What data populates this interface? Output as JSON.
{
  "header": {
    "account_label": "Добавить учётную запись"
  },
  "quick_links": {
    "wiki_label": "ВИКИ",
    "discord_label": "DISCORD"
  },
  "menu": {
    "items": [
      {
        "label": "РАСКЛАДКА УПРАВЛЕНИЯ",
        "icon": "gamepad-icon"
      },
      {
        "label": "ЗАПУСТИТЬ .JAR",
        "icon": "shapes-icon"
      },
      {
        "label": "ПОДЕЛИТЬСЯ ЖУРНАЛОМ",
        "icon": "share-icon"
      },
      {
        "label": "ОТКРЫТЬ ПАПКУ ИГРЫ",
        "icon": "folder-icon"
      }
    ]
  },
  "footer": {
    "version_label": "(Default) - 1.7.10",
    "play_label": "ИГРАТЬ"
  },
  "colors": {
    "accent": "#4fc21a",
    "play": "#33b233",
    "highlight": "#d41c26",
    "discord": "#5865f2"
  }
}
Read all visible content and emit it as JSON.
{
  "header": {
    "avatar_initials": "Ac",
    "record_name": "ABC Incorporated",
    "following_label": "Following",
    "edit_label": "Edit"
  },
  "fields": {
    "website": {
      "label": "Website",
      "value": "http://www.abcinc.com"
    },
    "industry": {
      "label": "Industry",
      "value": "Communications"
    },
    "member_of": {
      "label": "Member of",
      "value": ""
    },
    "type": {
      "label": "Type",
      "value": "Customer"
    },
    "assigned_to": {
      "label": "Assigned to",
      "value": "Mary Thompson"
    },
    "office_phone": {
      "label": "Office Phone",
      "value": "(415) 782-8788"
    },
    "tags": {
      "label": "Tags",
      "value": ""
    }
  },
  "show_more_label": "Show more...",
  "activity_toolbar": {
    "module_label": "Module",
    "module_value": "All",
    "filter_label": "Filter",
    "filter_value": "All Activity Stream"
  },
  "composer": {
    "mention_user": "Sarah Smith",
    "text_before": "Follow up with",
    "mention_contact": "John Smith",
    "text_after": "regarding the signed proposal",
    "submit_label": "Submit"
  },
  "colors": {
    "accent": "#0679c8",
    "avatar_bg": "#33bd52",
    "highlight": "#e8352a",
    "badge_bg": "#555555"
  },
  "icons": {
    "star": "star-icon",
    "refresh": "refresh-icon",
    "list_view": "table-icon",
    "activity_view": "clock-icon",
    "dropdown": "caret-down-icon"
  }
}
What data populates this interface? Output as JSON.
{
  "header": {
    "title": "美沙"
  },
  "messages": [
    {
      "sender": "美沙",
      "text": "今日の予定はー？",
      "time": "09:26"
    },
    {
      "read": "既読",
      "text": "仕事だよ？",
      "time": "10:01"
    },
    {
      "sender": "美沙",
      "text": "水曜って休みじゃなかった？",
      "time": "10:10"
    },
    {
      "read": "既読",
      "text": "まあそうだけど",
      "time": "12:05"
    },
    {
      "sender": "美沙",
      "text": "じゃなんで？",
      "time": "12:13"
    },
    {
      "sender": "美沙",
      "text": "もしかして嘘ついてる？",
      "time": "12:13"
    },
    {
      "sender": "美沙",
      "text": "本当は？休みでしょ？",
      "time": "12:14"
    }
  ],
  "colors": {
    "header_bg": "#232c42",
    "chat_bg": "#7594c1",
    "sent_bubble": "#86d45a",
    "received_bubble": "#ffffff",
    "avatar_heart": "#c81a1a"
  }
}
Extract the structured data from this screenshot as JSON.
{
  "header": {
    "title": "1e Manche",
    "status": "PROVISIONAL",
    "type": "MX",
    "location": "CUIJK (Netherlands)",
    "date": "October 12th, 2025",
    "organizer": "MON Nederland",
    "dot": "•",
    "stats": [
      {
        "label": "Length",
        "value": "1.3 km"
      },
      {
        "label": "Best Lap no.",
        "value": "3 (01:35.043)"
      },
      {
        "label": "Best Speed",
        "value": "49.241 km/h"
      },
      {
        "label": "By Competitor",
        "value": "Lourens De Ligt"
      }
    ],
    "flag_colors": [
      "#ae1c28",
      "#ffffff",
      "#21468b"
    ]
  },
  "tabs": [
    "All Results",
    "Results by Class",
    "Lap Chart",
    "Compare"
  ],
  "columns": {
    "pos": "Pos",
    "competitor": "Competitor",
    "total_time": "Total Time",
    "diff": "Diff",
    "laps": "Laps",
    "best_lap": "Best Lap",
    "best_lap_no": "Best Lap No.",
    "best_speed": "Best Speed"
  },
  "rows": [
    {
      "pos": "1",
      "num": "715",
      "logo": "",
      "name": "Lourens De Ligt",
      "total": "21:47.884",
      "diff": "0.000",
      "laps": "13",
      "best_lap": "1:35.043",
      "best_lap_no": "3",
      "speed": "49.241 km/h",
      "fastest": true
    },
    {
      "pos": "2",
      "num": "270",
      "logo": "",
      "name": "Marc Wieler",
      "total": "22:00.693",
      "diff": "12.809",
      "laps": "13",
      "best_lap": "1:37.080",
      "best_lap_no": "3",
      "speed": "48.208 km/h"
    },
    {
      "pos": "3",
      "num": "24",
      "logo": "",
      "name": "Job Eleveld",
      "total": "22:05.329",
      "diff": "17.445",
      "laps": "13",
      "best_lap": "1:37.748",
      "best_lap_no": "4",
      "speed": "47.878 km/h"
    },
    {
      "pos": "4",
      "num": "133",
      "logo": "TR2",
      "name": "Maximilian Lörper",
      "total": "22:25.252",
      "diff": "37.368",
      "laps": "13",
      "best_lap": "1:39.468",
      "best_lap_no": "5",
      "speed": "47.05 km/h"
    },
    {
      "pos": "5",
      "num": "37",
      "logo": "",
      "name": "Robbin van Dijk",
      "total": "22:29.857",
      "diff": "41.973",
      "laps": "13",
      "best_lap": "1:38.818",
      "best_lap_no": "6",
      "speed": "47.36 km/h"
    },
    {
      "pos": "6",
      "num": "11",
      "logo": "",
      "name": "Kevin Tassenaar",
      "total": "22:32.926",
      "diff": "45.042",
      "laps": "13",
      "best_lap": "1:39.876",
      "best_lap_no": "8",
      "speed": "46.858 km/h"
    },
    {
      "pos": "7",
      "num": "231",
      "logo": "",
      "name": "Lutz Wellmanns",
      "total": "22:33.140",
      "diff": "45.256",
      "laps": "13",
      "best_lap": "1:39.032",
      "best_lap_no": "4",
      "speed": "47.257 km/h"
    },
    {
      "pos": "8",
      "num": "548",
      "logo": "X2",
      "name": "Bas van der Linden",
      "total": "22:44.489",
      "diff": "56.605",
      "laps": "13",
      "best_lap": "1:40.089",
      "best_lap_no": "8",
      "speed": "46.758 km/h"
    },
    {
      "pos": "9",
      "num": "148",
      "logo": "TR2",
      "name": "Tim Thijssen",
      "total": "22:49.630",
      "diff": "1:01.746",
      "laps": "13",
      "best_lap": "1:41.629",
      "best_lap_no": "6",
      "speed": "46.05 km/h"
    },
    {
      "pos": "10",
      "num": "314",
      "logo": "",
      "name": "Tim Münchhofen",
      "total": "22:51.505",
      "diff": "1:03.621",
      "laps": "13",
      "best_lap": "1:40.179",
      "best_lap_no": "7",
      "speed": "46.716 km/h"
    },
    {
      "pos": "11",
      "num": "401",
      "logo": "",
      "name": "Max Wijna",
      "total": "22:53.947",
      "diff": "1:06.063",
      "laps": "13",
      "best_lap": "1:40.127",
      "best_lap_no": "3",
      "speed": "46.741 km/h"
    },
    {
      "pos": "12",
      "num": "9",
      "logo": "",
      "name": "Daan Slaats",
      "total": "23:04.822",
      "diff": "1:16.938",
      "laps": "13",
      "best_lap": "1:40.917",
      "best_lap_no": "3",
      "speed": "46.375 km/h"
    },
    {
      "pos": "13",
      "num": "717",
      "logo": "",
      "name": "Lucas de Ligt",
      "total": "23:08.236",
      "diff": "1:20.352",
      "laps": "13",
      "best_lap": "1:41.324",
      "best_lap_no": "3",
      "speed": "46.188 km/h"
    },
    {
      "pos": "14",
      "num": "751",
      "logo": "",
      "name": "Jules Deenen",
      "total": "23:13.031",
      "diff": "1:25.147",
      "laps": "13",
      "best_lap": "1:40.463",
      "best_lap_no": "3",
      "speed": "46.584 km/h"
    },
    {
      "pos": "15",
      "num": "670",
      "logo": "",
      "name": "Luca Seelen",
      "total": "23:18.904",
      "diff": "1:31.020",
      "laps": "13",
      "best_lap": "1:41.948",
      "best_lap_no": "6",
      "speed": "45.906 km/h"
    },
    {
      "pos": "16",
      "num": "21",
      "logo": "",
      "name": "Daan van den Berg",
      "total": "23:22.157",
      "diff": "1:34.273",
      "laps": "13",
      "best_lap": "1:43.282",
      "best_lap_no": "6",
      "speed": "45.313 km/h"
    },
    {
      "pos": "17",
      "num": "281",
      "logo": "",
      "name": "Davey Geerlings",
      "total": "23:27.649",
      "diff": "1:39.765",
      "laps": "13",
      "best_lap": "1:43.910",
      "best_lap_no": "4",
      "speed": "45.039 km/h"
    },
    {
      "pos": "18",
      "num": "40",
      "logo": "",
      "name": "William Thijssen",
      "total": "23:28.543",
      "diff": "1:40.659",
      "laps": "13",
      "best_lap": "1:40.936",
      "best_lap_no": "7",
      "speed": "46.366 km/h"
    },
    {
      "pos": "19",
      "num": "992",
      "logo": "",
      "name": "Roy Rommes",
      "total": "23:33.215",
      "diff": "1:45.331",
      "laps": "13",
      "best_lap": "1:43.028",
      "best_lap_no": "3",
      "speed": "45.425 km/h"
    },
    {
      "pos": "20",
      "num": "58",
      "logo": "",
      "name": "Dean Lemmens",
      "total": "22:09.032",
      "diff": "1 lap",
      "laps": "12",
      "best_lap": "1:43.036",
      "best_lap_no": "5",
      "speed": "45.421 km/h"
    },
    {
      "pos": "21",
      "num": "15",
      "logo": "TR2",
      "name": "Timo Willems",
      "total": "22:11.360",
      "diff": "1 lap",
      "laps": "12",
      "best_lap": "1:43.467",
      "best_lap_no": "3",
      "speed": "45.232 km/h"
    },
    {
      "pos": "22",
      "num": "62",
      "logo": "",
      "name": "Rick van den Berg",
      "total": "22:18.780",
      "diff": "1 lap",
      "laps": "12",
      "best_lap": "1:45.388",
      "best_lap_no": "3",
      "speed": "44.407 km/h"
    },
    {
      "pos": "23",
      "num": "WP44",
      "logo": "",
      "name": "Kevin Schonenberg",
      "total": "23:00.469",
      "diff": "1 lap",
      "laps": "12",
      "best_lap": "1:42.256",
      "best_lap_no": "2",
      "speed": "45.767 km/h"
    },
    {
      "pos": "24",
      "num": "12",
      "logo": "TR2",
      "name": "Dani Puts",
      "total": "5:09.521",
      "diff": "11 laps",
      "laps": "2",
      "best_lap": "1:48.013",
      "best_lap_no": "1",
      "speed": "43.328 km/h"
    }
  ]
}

### The task:
Return the lines of the records that include the string "JSON".

### Correct answer:
What data populates this interface? Output as JSON.
Read all visible content and emit it as JSON.
What data populates this interface? Output as JSON.
Extract the structured data from this screenshot as JSON.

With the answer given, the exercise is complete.